- Work instructions
Retype each line exactly. Skip images.

- Input

---*---

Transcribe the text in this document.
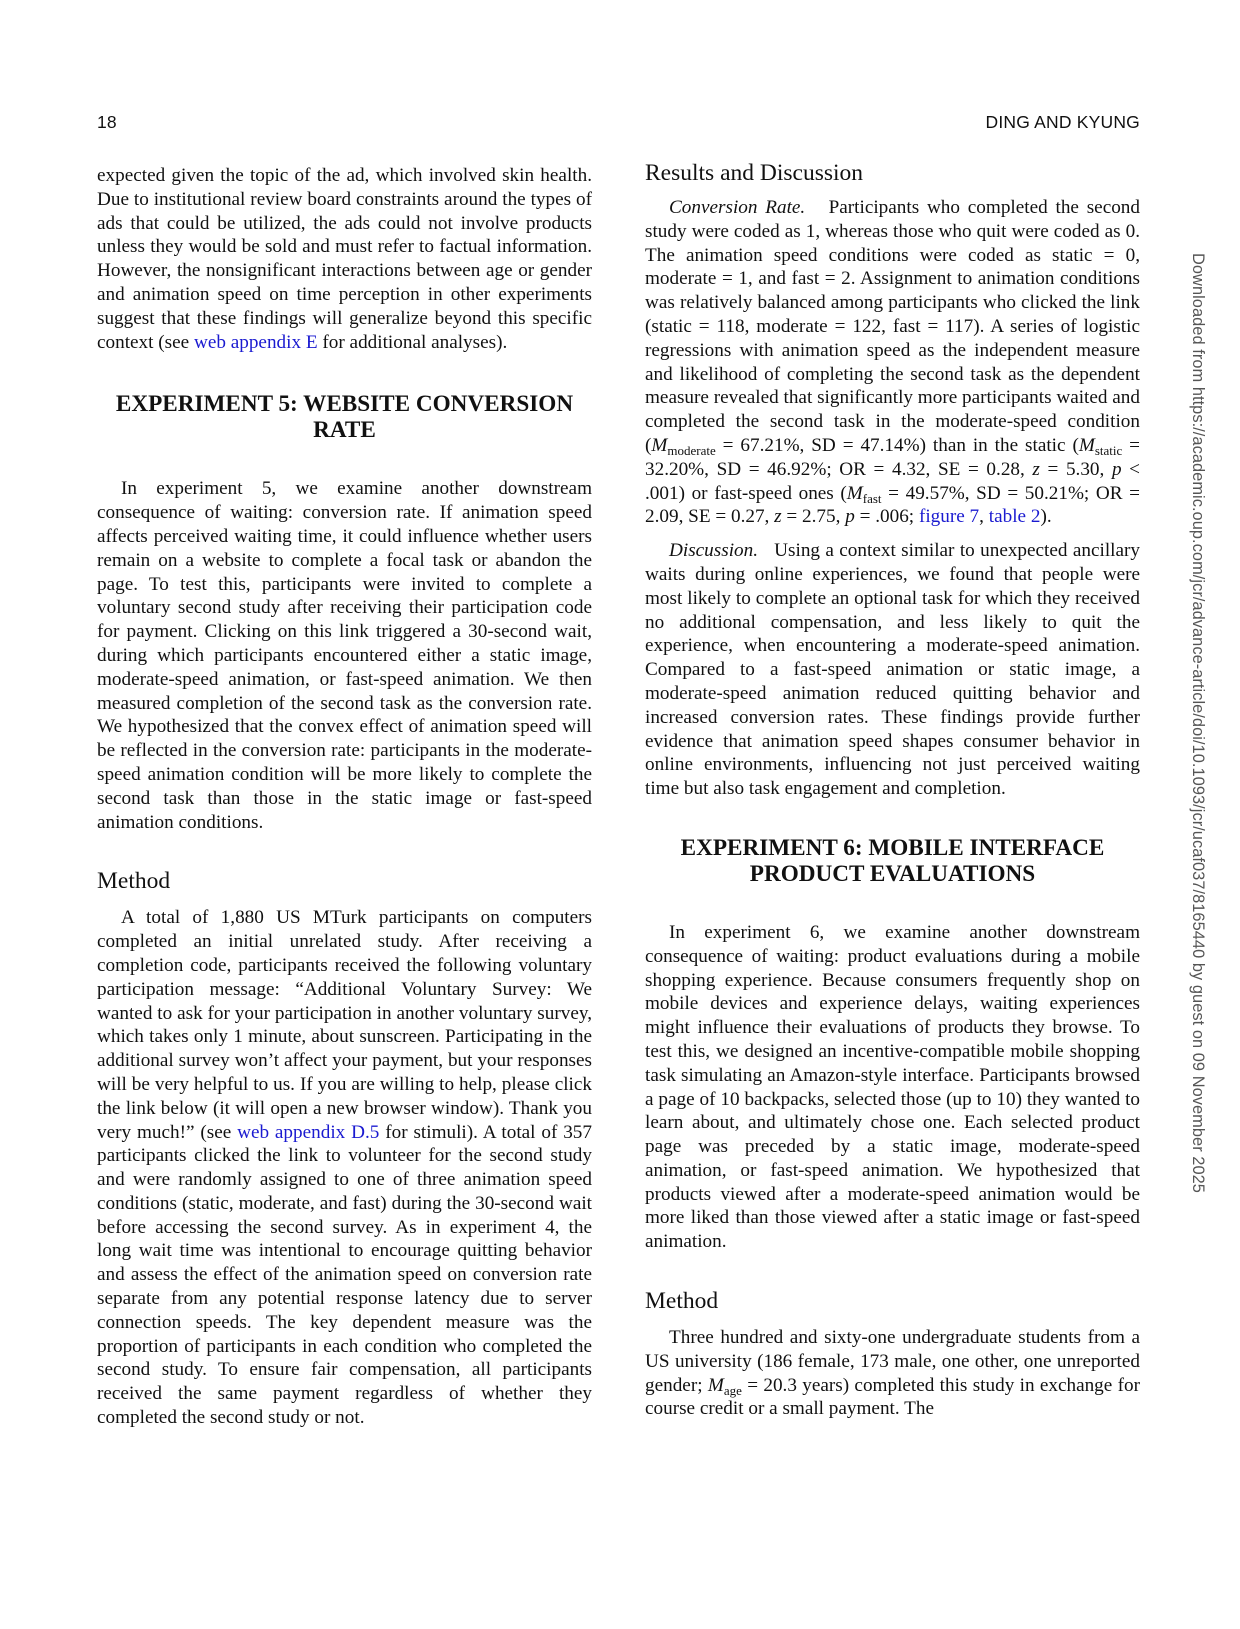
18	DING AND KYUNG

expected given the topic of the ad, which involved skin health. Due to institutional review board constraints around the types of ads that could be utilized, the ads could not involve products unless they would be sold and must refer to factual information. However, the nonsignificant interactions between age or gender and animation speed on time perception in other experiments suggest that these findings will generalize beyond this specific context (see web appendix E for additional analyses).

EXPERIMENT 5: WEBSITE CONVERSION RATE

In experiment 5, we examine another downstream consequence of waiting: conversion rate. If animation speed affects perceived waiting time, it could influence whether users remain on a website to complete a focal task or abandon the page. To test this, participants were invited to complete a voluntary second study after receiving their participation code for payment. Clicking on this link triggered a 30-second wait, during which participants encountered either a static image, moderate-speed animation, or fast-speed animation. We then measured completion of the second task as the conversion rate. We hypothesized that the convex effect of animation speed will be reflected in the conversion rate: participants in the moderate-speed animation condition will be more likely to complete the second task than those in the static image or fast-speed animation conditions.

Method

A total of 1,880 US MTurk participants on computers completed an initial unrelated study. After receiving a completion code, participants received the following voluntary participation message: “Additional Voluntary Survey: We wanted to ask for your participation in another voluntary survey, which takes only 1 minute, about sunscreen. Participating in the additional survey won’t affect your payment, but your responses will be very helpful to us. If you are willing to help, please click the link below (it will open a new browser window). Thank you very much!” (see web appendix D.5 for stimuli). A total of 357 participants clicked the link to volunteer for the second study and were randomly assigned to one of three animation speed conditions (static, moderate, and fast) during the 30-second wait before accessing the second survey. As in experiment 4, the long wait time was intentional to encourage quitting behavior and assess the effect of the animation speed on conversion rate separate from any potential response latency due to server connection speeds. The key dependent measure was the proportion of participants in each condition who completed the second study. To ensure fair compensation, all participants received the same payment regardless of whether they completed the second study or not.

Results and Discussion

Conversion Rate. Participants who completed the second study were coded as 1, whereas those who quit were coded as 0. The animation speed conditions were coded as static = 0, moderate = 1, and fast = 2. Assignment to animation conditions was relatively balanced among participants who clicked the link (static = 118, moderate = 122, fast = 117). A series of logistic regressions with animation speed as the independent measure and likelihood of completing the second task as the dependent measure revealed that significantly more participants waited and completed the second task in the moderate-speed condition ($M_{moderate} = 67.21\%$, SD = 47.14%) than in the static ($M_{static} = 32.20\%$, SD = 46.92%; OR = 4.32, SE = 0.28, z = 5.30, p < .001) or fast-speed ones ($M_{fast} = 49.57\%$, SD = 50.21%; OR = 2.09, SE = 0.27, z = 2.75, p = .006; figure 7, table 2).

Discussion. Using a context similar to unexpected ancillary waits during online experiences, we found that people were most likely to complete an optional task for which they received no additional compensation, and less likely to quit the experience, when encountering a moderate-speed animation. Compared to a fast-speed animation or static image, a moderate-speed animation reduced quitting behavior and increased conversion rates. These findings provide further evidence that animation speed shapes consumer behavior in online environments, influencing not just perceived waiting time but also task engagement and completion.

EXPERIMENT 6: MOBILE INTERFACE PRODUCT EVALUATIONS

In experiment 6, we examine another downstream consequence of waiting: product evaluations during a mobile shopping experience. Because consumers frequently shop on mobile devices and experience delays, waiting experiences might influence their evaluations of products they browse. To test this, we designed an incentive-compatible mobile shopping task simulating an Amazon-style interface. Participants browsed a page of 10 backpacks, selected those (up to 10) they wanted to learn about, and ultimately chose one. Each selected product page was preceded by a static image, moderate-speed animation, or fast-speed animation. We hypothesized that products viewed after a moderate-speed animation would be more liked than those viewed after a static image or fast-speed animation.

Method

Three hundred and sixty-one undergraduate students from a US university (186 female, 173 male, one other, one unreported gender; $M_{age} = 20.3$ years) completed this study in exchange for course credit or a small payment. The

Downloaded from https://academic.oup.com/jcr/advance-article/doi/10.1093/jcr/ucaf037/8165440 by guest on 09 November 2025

---*---

- The result
Transcribe the text in this document.
18	DING AND KYUNG

expected given the topic of the ad, which involved skin health. Due to institutional review board constraints around the types of ads that could be utilized, the ads could not involve products unless they would be sold and must refer to factual information. However, the nonsignificant interactions between age or gender and animation speed on time perception in other experiments suggest that these findings will generalize beyond this specific context (see web appendix E for additional analyses).

EXPERIMENT 5: WEBSITE CONVERSION RATE

In experiment 5, we examine another downstream consequence of waiting: conversion rate. If animation speed affects perceived waiting time, it could influence whether users remain on a website to complete a focal task or abandon the page. To test this, participants were invited to complete a voluntary second study after receiving their participation code for payment. Clicking on this link triggered a 30-second wait, during which participants encountered either a static image, moderate-speed animation, or fast-speed animation. We then measured completion of the second task as the conversion rate. We hypothesized that the convex effect of animation speed will be reflected in the conversion rate: participants in the moderate-speed animation condition will be more likely to complete the second task than those in the static image or fast-speed animation conditions.

Method

A total of 1,880 US MTurk participants on computers completed an initial unrelated study. After receiving a completion code, participants received the following voluntary participation message: “Additional Voluntary Survey: We wanted to ask for your participation in another voluntary survey, which takes only 1 minute, about sunscreen. Participating in the additional survey won’t affect your payment, but your responses will be very helpful to us. If you are willing to help, please click the link below (it will open a new browser window). Thank you very much!” (see web appendix D.5 for stimuli). A total of 357 participants clicked the link to volunteer for the second study and were randomly assigned to one of three animation speed conditions (static, moderate, and fast) during the 30-second wait before accessing the second survey. As in experiment 4, the long wait time was intentional to encourage quitting behavior and assess the effect of the animation speed on conversion rate separate from any potential response latency due to server connection speeds. The key dependent measure was the proportion of participants in each condition who completed the second study. To ensure fair compensation, all participants received the same payment regardless of whether they completed the second study or not.

Results and Discussion

Conversion Rate. Participants who completed the second study were coded as 1, whereas those who quit were coded as 0. The animation speed conditions were coded as static = 0, moderate = 1, and fast = 2. Assignment to animation conditions was relatively balanced among participants who clicked the link (static = 118, moderate = 122, fast = 117). A series of logistic regressions with animation speed as the independent measure and likelihood of completing the second task as the dependent measure revealed that significantly more participants waited and completed the second task in the moderate-speed condition ($M_{moderate} = 67.21\%$, SD = 47.14%) than in the static ($M_{static} = 32.20\%$, SD = 46.92%; OR = 4.32, SE = 0.28, z = 5.30, p < .001) or fast-speed ones ($M_{fast} = 49.57\%$, SD = 50.21%; OR = 2.09, SE = 0.27, z = 2.75, p = .006; figure 7, table 2).

Discussion. Using a context similar to unexpected ancillary waits during online experiences, we found that people were most likely to complete an optional task for which they received no additional compensation, and less likely to quit the experience, when encountering a moderate-speed animation. Compared to a fast-speed animation or static image, a moderate-speed animation reduced quitting behavior and increased conversion rates. These findings provide further evidence that animation speed shapes consumer behavior in online environments, influencing not just perceived waiting time but also task engagement and completion.

EXPERIMENT 6: MOBILE INTERFACE PRODUCT EVALUATIONS

In experiment 6, we examine another downstream consequence of waiting: product evaluations during a mobile shopping experience. Because consumers frequently shop on mobile devices and experience delays, waiting experiences might influence their evaluations of products they browse. To test this, we designed an incentive-compatible mobile shopping task simulating an Amazon-style interface. Participants browsed a page of 10 backpacks, selected those (up to 10) they wanted to learn about, and ultimately chose one. Each selected product page was preceded by a static image, moderate-speed animation, or fast-speed animation. We hypothesized that products viewed after a moderate-speed animation would be more liked than those viewed after a static image or fast-speed animation.

Method

Three hundred and sixty-one undergraduate students from a US university (186 female, 173 male, one other, one unreported gender; $M_{age} = 20.3$ years) completed this study in exchange for course credit or a small payment. The

Downloaded from https://academic.oup.com/jcr/advance-article/doi/10.1093/jcr/ucaf037/8165440 by guest on 09 November 2025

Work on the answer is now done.